-- begin Source data --

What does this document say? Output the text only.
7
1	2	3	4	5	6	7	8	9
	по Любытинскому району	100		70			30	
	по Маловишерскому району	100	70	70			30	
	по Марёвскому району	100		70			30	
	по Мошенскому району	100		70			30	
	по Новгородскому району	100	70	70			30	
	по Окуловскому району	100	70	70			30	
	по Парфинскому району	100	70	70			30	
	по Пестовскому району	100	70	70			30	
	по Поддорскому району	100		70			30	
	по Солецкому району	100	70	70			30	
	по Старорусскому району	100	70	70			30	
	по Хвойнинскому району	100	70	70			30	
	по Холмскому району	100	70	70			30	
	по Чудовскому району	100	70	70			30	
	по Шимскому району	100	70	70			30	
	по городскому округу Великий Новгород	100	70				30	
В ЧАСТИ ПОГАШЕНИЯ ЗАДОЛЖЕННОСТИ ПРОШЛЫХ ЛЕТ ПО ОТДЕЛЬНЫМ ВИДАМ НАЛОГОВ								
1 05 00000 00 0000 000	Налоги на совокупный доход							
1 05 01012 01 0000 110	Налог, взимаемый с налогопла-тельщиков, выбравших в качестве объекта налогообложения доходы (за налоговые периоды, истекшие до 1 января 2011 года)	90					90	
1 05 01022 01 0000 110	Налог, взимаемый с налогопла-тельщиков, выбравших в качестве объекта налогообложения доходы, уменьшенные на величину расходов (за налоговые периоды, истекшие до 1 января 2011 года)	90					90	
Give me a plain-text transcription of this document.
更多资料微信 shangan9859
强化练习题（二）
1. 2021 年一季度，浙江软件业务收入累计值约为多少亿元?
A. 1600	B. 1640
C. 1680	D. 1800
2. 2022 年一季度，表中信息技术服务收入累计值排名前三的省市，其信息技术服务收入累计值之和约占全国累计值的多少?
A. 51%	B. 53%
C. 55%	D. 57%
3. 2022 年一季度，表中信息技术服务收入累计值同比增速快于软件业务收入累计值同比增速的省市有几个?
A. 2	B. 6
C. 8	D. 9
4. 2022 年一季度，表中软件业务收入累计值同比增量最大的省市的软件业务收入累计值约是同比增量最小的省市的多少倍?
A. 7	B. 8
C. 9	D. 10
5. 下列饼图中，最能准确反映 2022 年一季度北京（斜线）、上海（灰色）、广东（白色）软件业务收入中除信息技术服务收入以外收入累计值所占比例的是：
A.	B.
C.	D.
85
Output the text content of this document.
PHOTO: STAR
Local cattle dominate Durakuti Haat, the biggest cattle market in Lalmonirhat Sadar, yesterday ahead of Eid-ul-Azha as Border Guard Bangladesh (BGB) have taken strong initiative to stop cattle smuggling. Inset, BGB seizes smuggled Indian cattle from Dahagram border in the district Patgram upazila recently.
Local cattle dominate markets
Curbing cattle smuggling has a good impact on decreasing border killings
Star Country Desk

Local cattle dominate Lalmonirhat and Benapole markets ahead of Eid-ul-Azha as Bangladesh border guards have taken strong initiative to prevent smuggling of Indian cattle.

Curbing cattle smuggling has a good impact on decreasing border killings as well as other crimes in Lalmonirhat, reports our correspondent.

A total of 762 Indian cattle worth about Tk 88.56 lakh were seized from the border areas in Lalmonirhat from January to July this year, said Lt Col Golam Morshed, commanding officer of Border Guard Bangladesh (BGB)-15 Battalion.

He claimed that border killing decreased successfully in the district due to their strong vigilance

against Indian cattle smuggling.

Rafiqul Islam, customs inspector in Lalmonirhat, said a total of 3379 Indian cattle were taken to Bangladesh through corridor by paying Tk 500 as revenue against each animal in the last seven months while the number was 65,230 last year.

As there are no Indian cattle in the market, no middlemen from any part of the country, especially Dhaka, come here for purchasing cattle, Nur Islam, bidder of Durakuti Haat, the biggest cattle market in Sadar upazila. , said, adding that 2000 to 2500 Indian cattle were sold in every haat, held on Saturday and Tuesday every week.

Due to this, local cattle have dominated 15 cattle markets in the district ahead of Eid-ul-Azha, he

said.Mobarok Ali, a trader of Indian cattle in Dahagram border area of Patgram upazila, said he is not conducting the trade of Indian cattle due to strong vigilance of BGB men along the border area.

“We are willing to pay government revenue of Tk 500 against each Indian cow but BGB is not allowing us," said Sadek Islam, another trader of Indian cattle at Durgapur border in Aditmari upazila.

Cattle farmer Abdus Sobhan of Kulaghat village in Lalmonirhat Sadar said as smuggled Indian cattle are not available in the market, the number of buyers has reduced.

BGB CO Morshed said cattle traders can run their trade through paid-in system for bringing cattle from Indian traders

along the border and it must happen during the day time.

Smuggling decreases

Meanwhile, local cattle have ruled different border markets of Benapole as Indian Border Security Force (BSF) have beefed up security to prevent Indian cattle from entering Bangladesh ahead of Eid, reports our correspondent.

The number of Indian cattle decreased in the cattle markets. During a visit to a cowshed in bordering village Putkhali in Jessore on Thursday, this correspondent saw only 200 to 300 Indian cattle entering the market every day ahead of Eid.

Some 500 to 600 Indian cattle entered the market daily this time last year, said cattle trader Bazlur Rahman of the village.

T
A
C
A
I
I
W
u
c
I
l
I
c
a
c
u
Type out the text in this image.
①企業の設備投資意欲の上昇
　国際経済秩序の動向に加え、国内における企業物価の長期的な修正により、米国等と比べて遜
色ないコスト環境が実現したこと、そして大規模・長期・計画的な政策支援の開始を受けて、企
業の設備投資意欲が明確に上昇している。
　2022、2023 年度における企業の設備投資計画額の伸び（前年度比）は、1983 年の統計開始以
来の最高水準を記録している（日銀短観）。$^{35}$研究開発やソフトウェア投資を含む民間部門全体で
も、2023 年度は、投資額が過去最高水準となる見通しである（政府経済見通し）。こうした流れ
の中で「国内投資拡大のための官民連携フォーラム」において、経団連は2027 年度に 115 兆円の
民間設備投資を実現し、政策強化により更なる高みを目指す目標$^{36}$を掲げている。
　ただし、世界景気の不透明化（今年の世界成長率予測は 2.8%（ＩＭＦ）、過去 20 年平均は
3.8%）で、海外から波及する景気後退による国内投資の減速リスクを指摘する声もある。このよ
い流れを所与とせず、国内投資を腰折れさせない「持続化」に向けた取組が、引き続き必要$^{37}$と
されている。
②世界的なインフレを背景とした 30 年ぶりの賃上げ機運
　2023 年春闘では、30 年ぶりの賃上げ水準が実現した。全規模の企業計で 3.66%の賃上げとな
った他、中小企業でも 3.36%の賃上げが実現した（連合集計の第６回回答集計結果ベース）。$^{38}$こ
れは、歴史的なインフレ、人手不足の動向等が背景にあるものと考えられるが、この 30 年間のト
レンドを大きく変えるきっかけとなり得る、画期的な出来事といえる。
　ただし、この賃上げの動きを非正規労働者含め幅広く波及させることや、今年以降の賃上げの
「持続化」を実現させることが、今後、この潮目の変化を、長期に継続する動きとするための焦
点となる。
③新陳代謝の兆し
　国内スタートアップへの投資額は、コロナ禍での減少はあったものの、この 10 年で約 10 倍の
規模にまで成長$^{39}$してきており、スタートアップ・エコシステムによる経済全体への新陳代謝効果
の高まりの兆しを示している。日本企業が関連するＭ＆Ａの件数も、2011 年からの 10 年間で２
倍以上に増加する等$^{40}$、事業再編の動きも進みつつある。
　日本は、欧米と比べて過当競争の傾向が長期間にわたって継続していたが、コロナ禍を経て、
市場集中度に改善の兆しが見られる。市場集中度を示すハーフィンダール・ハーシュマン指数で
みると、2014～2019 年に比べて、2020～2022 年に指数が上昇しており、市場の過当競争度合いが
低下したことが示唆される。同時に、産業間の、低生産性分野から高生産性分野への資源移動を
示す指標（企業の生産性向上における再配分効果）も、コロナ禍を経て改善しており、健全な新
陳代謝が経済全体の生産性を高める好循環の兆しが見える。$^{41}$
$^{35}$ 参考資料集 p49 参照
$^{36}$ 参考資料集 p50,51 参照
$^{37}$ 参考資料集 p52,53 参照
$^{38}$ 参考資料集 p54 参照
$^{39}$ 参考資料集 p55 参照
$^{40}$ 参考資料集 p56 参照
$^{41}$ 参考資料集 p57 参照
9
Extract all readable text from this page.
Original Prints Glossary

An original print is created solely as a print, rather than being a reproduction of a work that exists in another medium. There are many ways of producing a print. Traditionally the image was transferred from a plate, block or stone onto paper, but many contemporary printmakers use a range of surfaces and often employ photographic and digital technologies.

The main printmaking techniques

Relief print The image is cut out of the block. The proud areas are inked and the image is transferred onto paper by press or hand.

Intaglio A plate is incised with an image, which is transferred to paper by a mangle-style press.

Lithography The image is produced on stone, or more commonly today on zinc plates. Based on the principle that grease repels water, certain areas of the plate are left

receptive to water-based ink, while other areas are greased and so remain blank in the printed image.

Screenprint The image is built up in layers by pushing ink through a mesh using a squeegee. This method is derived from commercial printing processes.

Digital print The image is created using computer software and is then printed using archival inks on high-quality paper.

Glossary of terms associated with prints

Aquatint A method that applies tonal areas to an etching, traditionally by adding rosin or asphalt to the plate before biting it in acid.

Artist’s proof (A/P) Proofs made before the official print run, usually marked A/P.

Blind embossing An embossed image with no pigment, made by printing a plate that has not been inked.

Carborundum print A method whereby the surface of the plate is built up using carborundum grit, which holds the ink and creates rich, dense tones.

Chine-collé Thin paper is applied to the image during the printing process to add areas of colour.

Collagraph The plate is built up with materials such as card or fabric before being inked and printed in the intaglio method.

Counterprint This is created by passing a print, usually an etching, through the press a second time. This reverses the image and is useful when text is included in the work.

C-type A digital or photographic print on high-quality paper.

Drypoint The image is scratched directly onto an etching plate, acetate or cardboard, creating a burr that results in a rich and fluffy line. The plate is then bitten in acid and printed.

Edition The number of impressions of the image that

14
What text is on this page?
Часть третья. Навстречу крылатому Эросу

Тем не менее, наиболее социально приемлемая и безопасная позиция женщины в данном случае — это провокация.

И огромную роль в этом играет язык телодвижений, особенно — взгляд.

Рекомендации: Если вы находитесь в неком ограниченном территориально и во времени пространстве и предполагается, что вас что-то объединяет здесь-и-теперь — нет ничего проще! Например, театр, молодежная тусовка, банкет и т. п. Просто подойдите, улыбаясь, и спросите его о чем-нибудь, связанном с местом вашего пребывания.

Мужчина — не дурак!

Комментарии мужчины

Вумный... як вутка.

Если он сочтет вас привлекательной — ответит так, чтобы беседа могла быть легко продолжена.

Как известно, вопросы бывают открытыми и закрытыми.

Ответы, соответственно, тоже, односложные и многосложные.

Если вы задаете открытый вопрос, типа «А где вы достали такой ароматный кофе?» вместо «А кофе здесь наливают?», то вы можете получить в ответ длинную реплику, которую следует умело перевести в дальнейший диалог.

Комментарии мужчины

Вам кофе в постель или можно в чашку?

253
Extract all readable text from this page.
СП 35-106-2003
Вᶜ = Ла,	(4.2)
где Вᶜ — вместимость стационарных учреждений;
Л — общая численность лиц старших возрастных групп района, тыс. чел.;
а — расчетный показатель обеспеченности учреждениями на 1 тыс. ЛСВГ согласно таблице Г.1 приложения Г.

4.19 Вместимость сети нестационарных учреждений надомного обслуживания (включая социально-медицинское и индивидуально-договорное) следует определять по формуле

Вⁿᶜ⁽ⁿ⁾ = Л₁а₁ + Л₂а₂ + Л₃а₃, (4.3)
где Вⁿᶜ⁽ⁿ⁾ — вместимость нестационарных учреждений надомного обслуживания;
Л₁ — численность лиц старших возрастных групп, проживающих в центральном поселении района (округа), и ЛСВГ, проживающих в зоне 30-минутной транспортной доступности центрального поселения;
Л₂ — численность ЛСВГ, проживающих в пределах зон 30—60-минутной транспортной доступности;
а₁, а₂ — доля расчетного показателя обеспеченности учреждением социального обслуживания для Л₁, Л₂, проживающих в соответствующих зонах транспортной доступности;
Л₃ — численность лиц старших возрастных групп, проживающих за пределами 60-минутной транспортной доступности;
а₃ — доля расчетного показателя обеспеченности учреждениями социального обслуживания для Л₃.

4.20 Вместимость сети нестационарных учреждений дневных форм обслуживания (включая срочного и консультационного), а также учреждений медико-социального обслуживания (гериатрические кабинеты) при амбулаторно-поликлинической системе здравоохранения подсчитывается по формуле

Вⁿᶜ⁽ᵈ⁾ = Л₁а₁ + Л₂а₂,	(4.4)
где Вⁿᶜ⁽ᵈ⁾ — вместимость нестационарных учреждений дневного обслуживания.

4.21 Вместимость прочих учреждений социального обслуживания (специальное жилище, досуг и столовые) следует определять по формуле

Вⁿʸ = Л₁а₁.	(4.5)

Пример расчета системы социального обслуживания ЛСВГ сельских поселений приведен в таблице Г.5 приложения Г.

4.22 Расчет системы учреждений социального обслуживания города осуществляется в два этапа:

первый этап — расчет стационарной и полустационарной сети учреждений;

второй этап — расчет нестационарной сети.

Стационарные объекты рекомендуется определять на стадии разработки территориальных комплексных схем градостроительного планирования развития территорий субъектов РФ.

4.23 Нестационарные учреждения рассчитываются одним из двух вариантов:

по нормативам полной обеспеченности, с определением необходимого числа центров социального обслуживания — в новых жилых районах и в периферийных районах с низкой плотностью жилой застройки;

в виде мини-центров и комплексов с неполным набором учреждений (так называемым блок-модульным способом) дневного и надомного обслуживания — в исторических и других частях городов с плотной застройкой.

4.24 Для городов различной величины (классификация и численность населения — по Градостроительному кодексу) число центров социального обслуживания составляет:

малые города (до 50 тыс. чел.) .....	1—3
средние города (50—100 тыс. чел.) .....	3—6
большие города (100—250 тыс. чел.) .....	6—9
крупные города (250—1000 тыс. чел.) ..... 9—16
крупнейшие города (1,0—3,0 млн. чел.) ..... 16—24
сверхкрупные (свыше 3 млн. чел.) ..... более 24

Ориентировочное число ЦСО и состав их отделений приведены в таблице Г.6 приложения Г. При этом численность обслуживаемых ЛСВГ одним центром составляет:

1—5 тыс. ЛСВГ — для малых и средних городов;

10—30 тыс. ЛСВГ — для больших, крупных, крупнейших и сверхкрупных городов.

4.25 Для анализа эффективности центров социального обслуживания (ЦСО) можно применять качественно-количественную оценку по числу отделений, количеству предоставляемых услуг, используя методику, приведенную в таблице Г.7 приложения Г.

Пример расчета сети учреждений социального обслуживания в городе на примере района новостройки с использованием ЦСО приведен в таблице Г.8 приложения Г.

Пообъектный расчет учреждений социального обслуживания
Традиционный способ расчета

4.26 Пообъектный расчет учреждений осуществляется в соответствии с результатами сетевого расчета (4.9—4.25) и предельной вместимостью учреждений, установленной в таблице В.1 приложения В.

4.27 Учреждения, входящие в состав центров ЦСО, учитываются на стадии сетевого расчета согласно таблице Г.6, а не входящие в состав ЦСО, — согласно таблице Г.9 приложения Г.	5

-- end Source data --

Goal
Pull every line holding "vigilance" out of the records.

Response for this exercise
He claimed that border killing decreased successfully in the district due to their strong vigilance
said.Mobarok Ali, a trader of Indian cattle in Dahagram border area of Patgram upazila, said he is not conducting the trade of Indian cattle due to strong vigilance of BGB men along the border area.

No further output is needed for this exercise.